→ **TASK TO CARRY OUT**: Transcribe the material below exactly as it appears.
-- START OF SUPPLIED RECORDS --
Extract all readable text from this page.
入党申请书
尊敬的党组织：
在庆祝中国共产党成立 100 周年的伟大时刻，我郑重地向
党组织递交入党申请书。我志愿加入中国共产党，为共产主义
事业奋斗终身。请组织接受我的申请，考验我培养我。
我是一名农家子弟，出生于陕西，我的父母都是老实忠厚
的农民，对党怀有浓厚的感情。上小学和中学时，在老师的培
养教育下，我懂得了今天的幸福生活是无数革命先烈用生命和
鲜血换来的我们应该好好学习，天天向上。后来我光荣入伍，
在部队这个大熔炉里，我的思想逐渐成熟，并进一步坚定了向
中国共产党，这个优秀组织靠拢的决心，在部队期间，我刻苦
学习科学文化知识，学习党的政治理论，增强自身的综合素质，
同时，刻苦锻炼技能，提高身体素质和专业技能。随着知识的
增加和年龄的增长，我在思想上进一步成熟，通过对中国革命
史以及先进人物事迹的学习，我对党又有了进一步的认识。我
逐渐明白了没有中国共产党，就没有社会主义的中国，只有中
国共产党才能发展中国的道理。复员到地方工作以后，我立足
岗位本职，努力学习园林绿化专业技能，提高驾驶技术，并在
-- END OF SUPPLIED RECORDS --
→ **COMPLETE OUTPUT**:
Extract all readable text from this page.
入党申请书
尊敬的党组织：
在庆祝中国共产党成立 100 周年的伟大时刻，我郑重地向
党组织递交入党申请书。我志愿加入中国共产党，为共产主义
事业奋斗终身。请组织接受我的申请，考验我培养我。
我是一名农家子弟，出生于陕西，我的父母都是老实忠厚
的农民，对党怀有浓厚的感情。上小学和中学时，在老师的培
养教育下，我懂得了今天的幸福生活是无数革命先烈用生命和
鲜血换来的我们应该好好学习，天天向上。后来我光荣入伍，
在部队这个大熔炉里，我的思想逐渐成熟，并进一步坚定了向
中国共产党，这个优秀组织靠拢的决心，在部队期间，我刻苦
学习科学文化知识，学习党的政治理论，增强自身的综合素质，
同时，刻苦锻炼技能，提高身体素质和专业技能。随着知识的
增加和年龄的增长，我在思想上进一步成熟，通过对中国革命
史以及先进人物事迹的学习，我对党又有了进一步的认识。我
逐渐明白了没有中国共产党，就没有社会主义的中国，只有中
国共产党才能发展中国的道理。复员到地方工作以后，我立足
岗位本职，努力学习园林绿化专业技能，提高驾驶技术，并在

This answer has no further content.